Aim:
Scan the following material for the string "добавки" and copy each line in which it appears.

Provided material:
******************************
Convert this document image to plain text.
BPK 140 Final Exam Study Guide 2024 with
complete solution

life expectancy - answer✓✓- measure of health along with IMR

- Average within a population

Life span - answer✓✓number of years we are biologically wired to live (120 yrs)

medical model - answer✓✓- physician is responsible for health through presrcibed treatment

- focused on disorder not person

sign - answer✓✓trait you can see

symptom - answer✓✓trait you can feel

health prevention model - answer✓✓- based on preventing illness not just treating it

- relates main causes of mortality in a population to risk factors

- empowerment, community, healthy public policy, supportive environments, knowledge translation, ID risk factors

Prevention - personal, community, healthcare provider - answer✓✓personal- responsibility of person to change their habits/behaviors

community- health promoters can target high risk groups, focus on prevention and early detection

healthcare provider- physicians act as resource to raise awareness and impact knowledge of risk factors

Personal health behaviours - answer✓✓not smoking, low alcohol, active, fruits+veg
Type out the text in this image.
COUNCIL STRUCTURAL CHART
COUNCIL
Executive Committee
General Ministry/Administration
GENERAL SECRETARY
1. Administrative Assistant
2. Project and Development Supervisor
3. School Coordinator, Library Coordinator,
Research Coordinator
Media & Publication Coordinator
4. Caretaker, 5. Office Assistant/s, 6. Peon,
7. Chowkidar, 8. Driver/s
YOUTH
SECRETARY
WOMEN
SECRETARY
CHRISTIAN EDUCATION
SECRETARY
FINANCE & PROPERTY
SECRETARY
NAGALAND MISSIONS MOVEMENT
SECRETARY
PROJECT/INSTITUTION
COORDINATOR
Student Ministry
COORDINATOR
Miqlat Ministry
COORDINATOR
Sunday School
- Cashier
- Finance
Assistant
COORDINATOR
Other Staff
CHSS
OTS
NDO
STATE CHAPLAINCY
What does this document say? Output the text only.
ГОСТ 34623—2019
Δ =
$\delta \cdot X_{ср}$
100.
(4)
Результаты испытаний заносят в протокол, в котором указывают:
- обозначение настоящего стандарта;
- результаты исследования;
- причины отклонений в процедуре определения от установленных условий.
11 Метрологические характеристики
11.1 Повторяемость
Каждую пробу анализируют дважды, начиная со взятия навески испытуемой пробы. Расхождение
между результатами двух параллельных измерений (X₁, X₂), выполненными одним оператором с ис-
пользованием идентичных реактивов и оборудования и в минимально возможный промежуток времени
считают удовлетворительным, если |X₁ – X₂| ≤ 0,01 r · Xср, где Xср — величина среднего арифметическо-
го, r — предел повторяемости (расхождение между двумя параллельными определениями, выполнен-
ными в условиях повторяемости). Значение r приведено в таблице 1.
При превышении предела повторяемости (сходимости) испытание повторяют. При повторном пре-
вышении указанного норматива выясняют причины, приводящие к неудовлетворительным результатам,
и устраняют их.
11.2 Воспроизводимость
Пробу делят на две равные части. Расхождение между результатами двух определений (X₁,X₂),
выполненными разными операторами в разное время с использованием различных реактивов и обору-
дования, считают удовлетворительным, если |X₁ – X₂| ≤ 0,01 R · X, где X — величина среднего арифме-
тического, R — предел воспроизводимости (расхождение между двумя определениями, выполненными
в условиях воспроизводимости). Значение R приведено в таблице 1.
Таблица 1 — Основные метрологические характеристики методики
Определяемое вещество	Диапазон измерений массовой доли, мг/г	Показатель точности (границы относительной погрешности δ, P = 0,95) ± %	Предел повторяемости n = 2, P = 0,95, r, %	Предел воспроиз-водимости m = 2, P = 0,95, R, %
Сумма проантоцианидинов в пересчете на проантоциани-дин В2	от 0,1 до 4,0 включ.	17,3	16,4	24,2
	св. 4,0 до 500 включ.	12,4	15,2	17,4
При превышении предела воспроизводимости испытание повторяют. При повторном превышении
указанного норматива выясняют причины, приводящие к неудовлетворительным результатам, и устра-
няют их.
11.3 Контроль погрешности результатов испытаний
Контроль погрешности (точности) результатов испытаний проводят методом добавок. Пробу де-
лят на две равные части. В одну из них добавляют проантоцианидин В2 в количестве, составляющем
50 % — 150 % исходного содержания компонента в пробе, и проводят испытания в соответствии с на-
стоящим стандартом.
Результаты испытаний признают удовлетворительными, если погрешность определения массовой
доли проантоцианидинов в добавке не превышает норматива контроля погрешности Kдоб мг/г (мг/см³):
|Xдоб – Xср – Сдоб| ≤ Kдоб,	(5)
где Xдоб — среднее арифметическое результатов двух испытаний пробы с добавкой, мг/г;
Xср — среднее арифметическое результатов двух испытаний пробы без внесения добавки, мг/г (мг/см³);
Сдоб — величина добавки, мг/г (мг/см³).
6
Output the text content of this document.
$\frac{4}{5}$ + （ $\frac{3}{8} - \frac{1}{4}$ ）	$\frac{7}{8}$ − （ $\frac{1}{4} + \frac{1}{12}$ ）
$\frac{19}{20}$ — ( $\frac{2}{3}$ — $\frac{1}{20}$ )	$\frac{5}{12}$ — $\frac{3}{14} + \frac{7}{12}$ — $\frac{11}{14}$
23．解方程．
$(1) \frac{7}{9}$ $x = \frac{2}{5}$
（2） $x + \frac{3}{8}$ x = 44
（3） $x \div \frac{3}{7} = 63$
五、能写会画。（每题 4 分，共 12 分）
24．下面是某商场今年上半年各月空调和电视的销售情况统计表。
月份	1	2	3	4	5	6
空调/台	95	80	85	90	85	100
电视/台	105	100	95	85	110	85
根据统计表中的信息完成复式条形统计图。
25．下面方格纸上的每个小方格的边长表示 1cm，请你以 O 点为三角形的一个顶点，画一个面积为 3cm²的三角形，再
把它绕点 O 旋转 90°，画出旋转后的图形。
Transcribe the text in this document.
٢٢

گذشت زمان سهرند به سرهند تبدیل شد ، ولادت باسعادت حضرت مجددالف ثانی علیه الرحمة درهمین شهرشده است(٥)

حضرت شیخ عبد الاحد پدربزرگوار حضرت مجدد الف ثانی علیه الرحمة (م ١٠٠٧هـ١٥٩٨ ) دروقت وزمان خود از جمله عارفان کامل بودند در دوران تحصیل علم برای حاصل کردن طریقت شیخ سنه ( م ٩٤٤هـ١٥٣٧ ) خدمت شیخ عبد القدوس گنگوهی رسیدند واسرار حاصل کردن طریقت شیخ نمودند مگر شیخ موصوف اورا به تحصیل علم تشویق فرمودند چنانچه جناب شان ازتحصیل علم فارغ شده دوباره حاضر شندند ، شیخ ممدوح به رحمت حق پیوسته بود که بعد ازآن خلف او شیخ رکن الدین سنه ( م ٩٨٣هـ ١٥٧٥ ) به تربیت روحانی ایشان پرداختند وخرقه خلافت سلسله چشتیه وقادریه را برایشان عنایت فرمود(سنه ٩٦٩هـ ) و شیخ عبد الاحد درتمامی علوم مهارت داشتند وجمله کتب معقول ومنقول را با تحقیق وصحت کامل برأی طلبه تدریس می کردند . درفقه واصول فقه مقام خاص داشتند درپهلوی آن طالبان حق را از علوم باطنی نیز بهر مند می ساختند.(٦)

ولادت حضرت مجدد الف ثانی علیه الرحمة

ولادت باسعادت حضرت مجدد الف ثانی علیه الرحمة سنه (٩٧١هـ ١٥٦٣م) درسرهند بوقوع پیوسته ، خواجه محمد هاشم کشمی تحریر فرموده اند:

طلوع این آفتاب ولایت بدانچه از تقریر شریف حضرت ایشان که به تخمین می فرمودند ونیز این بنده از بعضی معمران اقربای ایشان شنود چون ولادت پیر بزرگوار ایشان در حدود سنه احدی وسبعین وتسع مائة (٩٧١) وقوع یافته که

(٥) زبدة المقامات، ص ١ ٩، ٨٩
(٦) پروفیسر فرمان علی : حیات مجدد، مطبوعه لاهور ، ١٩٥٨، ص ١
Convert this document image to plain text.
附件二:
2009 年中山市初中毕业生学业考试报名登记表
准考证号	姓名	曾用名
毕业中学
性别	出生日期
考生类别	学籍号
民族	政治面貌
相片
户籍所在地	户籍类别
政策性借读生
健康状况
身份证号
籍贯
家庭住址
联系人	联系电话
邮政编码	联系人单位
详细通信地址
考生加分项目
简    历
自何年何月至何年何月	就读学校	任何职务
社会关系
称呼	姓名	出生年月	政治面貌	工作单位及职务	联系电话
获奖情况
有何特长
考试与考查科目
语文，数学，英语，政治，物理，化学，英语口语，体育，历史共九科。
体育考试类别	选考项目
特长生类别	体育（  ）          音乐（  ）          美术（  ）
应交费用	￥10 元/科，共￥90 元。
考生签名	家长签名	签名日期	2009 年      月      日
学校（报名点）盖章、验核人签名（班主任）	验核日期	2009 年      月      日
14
******************************
The solution:
Xср — среднее арифметическое результатов двух испытаний пробы без внесения добавки, мг/г (мг/см³);
Сдоб — величина добавки, мг/г (мг/см³).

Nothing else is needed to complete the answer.